## Task objective
Everything in the listing should be restated word for word.
** begin Available records **
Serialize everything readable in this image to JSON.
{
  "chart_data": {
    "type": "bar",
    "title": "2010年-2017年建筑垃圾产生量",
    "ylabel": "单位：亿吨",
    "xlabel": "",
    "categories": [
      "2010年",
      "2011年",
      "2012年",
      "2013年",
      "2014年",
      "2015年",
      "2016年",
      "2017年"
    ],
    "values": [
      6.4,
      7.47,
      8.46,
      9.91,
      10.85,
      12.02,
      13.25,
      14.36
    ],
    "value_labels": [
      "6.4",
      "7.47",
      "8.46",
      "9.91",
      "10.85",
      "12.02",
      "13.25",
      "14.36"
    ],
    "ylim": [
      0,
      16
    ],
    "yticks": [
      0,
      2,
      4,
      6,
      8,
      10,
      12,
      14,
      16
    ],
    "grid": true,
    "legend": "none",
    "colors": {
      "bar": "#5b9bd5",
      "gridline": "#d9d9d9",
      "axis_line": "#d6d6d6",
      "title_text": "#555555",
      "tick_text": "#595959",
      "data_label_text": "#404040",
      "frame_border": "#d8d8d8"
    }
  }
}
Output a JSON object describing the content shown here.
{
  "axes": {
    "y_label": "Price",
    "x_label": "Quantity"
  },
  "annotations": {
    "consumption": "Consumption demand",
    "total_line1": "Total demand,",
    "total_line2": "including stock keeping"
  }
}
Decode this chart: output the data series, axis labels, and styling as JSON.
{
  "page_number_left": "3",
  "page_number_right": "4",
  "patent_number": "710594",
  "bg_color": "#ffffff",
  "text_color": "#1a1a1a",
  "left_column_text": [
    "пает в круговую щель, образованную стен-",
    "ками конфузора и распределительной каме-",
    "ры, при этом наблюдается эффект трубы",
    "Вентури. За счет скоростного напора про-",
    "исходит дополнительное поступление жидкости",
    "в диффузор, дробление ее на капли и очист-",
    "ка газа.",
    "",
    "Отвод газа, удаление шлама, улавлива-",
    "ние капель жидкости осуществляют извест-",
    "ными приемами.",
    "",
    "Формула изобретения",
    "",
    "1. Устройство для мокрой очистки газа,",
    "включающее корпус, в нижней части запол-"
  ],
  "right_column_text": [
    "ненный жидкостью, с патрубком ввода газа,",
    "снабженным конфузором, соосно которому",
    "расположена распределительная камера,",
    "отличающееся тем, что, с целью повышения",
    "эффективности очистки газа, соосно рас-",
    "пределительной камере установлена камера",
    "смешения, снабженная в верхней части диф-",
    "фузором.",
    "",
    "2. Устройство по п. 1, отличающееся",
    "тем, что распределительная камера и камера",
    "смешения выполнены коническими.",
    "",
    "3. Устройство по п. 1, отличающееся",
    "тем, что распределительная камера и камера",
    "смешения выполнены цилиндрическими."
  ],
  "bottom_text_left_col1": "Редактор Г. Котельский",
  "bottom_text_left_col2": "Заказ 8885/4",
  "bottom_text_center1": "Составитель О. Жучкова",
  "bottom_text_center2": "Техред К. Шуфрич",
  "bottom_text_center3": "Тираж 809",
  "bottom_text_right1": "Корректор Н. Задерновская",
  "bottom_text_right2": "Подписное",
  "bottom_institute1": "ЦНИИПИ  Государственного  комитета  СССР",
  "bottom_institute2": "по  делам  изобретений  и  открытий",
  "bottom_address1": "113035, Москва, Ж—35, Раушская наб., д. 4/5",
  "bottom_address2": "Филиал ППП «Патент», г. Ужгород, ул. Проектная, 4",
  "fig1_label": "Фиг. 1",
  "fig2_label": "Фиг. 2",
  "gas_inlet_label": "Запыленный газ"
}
** end Available records **
## The response
Serialize everything readable in this image to JSON.
{
  "chart_data": {
    "type": "bar",
    "title": "2010年-2017年建筑垃圾产生量",
    "ylabel": "单位：亿吨",
    "xlabel": "",
    "categories": [
      "2010年",
      "2011年",
      "2012年",
      "2013年",
      "2014年",
      "2015年",
      "2016年",
      "2017年"
    ],
    "values": [
      6.4,
      7.47,
      8.46,
      9.91,
      10.85,
      12.02,
      13.25,
      14.36
    ],
    "value_labels": [
      "6.4",
      "7.47",
      "8.46",
      "9.91",
      "10.85",
      "12.02",
      "13.25",
      "14.36"
    ],
    "ylim": [
      0,
      16
    ],
    "yticks": [
      0,
      2,
      4,
      6,
      8,
      10,
      12,
      14,
      16
    ],
    "grid": true,
    "legend": "none",
    "colors": {
      "bar": "#5b9bd5",
      "gridline": "#d9d9d9",
      "axis_line": "#d6d6d6",
      "title_text": "#555555",
      "tick_text": "#595959",
      "data_label_text": "#404040",
      "frame_border": "#d8d8d8"
    }
  }
}
Output a JSON object describing the content shown here.
{
  "axes": {
    "y_label": "Price",
    "x_label": "Quantity"
  },
  "annotations": {
    "consumption": "Consumption demand",
    "total_line1": "Total demand,",
    "total_line2": "including stock keeping"
  }
}
Decode this chart: output the data series, axis labels, and styling as JSON.
{
  "page_number_left": "3",
  "page_number_right": "4",
  "patent_number": "710594",
  "bg_color": "#ffffff",
  "text_color": "#1a1a1a",
  "left_column_text": [
    "пает в круговую щель, образованную стен-",
    "ками конфузора и распределительной каме-",
    "ры, при этом наблюдается эффект трубы",
    "Вентури. За счет скоростного напора про-",
    "исходит дополнительное поступление жидкости",
    "в диффузор, дробление ее на капли и очист-",
    "ка газа.",
    "",
    "Отвод газа, удаление шлама, улавлива-",
    "ние капель жидкости осуществляют извест-",
    "ными приемами.",
    "",
    "Формула изобретения",
    "",
    "1. Устройство для мокрой очистки газа,",
    "включающее корпус, в нижней части запол-"
  ],
  "right_column_text": [
    "ненный жидкостью, с патрубком ввода газа,",
    "снабженным конфузором, соосно которому",
    "расположена распределительная камера,",
    "отличающееся тем, что, с целью повышения",
    "эффективности очистки газа, соосно рас-",
    "пределительной камере установлена камера",
    "смешения, снабженная в верхней части диф-",
    "фузором.",
    "",
    "2. Устройство по п. 1, отличающееся",
    "тем, что распределительная камера и камера",
    "смешения выполнены коническими.",
    "",
    "3. Устройство по п. 1, отличающееся",
    "тем, что распределительная камера и камера",
    "смешения выполнены цилиндрическими."
  ],
  "bottom_text_left_col1": "Редактор Г. Котельский",
  "bottom_text_left_col2": "Заказ 8885/4",
  "bottom_text_center1": "Составитель О. Жучкова",
  "bottom_text_center2": "Техред К. Шуфрич",
  "bottom_text_center3": "Тираж 809",
  "bottom_text_right1": "Корректор Н. Задерновская",
  "bottom_text_right2": "Подписное",
  "bottom_institute1": "ЦНИИПИ  Государственного  комитета  СССР",
  "bottom_institute2": "по  делам  изобретений  и  открытий",
  "bottom_address1": "113035, Москва, Ж—35, Раушская наб., д. 4/5",
  "bottom_address2": "Филиал ППП «Патент», г. Ужгород, ул. Проектная, 4",
  "fig1_label": "Фиг. 1",
  "fig2_label": "Фиг. 2",
  "gas_inlet_label": "Запыленный газ"
}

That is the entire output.